▶ [WORK TO DO]: Read through the records below and copy each line that uses the word "matplotlib".

▶ [AVAILABLE RECORDS]:
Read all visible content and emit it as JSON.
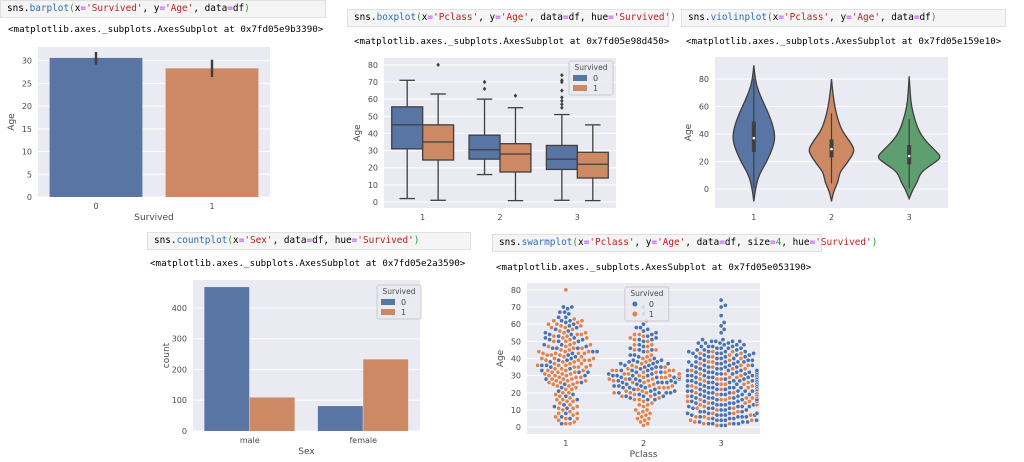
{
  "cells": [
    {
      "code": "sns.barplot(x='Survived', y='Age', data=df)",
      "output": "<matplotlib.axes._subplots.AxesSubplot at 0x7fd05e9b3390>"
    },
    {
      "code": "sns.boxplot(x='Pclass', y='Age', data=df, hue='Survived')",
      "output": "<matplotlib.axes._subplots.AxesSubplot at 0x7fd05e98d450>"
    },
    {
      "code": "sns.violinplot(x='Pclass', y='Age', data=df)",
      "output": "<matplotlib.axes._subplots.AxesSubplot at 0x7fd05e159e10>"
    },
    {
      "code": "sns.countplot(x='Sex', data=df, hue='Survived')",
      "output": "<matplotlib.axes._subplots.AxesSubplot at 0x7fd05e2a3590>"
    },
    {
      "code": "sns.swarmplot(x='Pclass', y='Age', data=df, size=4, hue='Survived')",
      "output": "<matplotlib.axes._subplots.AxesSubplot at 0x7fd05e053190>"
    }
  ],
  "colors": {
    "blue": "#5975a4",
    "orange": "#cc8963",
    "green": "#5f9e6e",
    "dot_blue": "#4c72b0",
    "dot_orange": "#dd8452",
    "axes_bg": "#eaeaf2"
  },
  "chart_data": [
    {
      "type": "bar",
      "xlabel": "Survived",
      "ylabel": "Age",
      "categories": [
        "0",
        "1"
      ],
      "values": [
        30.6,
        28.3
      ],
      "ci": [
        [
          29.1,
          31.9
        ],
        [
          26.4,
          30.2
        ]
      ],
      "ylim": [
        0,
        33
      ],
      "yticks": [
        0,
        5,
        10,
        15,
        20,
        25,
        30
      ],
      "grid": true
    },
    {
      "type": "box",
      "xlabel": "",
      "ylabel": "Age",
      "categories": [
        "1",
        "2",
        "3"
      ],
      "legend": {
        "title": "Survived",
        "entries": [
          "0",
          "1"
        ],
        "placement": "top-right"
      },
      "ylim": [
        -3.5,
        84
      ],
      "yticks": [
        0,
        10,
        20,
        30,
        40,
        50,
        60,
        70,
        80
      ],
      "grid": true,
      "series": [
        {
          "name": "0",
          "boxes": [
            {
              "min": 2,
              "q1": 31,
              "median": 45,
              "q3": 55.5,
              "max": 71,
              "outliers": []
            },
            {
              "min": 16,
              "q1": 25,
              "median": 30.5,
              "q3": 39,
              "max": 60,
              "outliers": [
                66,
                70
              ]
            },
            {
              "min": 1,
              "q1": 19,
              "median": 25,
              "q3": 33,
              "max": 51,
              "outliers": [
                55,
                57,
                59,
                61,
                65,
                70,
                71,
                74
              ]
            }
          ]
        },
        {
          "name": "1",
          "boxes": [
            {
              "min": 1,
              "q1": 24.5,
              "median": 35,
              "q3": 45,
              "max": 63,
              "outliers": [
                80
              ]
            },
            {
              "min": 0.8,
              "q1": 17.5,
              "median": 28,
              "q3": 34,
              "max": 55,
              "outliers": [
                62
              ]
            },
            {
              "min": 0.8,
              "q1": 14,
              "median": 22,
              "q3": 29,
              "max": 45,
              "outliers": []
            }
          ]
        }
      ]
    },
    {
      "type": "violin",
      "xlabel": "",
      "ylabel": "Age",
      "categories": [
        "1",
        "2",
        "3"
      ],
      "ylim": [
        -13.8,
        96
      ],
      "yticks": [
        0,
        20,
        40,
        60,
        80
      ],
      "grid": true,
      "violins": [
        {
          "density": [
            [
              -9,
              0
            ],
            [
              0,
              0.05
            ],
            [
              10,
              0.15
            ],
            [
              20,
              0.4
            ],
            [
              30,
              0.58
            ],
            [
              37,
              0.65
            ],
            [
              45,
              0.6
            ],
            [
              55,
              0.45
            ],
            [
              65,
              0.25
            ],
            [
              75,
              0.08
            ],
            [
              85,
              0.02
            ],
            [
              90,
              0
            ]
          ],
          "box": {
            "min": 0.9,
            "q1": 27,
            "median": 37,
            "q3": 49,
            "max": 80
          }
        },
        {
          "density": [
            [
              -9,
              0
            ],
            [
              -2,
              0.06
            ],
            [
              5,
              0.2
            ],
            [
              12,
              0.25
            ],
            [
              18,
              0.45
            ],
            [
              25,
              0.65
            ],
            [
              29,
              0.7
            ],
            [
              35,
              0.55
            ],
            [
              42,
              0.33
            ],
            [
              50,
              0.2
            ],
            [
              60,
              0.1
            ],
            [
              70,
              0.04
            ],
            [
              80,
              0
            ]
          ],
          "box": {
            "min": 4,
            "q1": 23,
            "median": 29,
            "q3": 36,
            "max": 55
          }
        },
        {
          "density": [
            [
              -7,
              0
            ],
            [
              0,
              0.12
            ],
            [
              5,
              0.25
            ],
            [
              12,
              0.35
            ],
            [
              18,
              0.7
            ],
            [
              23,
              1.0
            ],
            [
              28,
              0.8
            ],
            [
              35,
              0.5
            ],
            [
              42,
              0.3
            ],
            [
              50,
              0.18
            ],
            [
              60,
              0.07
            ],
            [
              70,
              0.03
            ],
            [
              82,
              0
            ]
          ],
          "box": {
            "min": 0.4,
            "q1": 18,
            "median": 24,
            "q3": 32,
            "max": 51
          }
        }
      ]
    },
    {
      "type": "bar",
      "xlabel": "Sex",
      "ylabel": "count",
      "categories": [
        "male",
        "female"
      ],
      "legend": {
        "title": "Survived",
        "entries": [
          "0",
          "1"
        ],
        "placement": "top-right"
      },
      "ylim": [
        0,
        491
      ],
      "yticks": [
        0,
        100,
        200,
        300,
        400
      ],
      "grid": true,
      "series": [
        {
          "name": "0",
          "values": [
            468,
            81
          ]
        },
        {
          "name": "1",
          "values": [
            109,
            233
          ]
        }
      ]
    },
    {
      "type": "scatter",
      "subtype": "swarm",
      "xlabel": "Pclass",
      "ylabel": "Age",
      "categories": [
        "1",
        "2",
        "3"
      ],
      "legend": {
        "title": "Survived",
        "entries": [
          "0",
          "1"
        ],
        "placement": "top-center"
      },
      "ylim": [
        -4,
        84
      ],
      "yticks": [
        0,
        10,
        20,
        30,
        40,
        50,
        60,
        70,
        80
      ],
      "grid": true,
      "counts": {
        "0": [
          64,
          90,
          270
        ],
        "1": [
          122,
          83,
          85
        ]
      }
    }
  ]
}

▶ [RESPONSE TO THIS EXERCISE]:
      "output": "<matplotlib.axes._subplots.AxesSubplot at 0x7fd05e9b3390>"
      "output": "<matplotlib.axes._subplots.AxesSubplot at 0x7fd05e98d450>"
      "output": "<matplotlib.axes._subplots.AxesSubplot at 0x7fd05e159e10>"
      "output": "<matplotlib.axes._subplots.AxesSubplot at 0x7fd05e2a3590>"
      "output": "<matplotlib.axes._subplots.AxesSubplot at 0x7fd05e053190>"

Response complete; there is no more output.